[LISTED ENTRIES start]

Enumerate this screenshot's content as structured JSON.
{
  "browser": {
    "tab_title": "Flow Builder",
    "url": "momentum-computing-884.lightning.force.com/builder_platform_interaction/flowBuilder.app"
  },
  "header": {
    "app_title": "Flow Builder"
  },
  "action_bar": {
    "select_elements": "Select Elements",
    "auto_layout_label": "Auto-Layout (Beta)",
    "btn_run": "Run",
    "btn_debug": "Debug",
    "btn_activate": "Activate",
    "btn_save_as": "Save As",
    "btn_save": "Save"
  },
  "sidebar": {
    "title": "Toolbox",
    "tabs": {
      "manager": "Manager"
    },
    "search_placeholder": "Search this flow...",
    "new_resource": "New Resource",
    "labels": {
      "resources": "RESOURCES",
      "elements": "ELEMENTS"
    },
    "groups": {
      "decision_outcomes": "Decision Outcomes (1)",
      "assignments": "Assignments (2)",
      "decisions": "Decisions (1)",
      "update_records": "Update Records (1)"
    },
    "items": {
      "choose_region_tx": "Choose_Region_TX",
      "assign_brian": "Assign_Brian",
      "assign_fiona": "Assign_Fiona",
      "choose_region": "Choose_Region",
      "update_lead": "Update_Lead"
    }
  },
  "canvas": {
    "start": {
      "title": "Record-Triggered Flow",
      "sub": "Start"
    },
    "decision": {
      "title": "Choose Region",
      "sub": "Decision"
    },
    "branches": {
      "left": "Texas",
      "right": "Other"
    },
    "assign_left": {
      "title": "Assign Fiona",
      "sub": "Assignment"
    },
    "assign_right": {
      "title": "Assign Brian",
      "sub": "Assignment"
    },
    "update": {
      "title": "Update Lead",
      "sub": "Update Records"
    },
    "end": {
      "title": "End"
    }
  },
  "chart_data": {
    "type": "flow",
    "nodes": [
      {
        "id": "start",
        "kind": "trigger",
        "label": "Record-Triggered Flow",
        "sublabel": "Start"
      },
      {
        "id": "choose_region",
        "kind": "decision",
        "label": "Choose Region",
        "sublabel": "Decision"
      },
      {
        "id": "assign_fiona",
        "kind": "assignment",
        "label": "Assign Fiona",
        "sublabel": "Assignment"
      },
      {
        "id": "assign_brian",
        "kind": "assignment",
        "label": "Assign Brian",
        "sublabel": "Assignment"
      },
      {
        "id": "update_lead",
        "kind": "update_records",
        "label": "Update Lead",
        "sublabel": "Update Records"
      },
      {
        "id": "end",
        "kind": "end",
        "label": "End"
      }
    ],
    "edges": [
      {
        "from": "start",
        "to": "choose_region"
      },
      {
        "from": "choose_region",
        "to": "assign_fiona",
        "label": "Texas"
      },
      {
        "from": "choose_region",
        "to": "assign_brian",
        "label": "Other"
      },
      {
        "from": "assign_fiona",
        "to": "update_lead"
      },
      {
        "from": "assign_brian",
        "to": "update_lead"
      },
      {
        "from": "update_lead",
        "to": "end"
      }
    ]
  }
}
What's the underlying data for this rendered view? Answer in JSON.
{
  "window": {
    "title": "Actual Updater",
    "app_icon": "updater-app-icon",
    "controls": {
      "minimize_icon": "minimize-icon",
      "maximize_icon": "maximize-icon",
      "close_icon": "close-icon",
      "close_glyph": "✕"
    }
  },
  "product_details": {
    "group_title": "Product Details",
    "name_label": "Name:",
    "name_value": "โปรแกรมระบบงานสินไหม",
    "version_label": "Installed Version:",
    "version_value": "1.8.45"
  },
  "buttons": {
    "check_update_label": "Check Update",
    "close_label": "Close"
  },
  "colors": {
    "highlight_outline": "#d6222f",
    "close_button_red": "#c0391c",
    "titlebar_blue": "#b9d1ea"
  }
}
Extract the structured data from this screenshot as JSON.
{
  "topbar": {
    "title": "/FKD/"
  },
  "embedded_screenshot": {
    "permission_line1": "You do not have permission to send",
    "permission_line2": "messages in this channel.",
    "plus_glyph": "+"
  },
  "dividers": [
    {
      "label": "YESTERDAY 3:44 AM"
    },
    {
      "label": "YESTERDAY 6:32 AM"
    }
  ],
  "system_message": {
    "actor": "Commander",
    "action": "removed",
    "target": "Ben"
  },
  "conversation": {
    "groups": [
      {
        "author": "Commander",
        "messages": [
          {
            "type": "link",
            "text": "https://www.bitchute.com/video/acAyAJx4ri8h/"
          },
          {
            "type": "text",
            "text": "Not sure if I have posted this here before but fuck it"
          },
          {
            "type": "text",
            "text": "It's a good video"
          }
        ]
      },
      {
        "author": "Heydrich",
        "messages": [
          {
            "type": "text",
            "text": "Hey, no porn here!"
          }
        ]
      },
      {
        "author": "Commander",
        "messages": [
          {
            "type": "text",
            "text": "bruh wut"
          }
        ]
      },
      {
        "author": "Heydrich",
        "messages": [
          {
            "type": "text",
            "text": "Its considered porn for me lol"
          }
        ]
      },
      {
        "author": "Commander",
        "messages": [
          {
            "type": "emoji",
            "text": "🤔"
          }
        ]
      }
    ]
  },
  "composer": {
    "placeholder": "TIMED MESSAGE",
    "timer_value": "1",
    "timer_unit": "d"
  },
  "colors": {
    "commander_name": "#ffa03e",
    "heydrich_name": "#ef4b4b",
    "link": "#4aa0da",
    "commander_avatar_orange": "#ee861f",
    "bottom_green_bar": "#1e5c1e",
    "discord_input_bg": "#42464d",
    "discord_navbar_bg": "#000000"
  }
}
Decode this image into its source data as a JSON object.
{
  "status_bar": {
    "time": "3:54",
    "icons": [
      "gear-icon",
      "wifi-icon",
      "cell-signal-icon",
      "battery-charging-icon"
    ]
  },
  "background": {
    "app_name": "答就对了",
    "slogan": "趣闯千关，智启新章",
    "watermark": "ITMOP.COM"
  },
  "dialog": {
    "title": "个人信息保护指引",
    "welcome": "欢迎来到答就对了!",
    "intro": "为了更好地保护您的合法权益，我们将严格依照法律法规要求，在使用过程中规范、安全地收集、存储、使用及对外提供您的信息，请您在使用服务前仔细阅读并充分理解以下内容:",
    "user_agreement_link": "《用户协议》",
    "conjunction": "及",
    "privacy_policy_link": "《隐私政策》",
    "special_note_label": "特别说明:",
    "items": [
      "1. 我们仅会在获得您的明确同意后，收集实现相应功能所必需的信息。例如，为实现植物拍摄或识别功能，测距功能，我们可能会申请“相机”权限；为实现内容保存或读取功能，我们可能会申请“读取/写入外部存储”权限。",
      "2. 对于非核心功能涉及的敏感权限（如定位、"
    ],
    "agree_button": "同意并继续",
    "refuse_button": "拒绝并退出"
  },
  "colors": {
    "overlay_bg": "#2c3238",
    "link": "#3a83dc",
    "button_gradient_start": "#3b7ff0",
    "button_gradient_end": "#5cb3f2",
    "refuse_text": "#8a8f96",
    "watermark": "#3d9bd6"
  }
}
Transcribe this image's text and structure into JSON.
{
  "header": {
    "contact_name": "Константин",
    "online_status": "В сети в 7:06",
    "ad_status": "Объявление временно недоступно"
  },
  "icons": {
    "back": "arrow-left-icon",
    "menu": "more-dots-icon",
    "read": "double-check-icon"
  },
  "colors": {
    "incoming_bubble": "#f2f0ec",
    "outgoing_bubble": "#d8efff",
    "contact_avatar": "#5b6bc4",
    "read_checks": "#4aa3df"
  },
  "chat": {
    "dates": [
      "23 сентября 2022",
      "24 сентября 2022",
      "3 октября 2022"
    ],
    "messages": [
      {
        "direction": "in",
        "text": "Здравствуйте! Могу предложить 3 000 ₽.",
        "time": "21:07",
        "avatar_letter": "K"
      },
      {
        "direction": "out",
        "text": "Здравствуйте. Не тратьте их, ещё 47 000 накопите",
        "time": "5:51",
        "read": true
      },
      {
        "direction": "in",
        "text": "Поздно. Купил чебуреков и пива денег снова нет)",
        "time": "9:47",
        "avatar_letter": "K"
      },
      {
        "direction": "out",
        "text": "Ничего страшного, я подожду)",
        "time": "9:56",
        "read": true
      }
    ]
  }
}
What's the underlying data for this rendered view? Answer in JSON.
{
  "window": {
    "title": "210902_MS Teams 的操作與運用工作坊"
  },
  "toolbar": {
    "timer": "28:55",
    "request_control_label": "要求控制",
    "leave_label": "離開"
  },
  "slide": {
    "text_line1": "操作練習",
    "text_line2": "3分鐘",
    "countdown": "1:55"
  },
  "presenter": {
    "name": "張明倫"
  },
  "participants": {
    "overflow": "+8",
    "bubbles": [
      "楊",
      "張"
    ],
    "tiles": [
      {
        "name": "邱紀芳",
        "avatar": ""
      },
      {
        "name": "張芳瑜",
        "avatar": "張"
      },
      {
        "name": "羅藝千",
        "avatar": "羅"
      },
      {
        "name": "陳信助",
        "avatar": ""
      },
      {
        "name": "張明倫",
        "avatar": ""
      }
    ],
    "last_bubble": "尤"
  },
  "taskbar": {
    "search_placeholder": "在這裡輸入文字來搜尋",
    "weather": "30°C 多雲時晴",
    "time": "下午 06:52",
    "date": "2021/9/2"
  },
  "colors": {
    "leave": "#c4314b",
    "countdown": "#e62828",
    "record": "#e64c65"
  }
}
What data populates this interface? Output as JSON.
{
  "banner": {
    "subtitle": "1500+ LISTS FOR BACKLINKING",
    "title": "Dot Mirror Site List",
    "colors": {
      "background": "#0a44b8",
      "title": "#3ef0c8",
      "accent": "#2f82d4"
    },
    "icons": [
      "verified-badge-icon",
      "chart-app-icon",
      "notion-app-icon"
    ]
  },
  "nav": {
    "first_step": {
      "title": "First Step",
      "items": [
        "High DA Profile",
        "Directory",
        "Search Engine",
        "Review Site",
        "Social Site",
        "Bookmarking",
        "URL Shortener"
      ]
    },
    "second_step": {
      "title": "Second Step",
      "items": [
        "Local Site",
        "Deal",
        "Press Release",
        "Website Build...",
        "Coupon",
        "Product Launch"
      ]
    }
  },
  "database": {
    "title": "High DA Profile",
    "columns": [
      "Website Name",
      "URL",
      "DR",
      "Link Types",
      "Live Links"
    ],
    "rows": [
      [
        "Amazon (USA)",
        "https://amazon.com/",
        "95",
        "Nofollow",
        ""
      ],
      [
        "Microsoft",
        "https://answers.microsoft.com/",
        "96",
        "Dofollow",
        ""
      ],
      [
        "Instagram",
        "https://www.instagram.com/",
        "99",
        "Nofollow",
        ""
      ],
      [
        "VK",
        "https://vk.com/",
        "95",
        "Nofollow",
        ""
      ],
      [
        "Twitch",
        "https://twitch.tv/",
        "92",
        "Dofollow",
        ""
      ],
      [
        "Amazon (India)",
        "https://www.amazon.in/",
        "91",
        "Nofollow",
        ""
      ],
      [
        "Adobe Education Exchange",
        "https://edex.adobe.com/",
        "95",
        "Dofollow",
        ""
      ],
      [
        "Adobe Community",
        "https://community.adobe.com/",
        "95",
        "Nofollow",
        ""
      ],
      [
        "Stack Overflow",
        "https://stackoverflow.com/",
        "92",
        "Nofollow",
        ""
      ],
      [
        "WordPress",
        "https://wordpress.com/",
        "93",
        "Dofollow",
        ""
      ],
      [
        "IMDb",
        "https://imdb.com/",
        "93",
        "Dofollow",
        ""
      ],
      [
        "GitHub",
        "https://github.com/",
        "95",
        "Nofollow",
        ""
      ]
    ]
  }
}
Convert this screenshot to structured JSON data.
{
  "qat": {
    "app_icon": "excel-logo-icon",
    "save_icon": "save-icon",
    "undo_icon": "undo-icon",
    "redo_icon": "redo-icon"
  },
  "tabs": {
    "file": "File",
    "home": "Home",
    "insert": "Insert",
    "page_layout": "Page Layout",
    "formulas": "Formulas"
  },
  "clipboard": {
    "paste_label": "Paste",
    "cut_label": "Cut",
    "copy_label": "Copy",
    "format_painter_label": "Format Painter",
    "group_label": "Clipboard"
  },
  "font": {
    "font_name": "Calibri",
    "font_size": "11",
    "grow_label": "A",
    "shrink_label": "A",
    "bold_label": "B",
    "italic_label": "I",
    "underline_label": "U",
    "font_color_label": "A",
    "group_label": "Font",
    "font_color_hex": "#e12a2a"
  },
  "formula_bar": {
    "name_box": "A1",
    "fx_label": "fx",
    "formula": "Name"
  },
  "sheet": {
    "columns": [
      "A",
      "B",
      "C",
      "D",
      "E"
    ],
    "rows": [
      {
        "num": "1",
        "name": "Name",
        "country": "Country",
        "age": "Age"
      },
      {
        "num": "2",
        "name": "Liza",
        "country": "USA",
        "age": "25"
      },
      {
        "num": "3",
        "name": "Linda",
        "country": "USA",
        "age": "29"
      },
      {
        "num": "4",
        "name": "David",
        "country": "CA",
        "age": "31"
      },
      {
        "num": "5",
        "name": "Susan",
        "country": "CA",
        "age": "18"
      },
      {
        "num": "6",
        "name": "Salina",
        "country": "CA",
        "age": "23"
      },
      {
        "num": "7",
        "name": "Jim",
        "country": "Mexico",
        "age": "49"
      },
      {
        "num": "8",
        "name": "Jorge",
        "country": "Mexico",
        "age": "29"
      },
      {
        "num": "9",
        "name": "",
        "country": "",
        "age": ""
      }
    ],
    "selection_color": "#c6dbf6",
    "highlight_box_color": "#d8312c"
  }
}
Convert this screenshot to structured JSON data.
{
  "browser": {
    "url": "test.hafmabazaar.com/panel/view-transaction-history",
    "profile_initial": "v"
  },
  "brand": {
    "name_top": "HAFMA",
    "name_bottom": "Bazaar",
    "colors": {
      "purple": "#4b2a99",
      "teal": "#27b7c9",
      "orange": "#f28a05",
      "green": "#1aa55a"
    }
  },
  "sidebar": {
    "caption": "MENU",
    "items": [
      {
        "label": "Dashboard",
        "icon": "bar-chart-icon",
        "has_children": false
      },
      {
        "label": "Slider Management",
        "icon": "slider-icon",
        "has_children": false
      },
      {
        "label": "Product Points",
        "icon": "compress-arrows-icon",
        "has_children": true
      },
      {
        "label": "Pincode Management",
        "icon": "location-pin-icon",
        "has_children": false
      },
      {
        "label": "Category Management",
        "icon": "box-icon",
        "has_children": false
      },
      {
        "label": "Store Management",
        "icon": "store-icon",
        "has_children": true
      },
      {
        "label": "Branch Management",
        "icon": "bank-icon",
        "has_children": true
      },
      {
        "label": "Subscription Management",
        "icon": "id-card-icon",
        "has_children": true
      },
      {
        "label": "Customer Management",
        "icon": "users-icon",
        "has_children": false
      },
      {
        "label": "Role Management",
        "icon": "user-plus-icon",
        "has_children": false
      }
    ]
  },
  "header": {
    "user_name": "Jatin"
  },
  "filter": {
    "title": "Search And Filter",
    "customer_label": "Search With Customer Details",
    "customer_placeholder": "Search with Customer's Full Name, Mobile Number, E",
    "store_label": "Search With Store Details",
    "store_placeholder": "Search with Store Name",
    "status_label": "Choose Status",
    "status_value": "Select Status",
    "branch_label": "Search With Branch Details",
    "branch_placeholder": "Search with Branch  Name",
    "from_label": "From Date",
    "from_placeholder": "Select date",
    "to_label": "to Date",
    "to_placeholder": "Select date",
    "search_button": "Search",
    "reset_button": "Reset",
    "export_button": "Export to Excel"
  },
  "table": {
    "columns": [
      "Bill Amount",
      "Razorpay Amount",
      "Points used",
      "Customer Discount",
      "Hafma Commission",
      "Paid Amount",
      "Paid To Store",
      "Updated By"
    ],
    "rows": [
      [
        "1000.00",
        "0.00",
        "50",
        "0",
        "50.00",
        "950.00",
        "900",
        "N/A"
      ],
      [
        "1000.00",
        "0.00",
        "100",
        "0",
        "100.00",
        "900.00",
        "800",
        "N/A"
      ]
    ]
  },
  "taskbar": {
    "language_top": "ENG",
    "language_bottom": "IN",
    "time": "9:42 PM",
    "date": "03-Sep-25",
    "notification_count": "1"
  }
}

[LISTED ENTRIES end]

## [STATED EXERCISE]
Using the listing above, gather each line that holds the string "porn" and copy it.

## [FINAL ANSWER]
            "text": "Hey, no porn here!"
            "text": "Its considered porn for me lol"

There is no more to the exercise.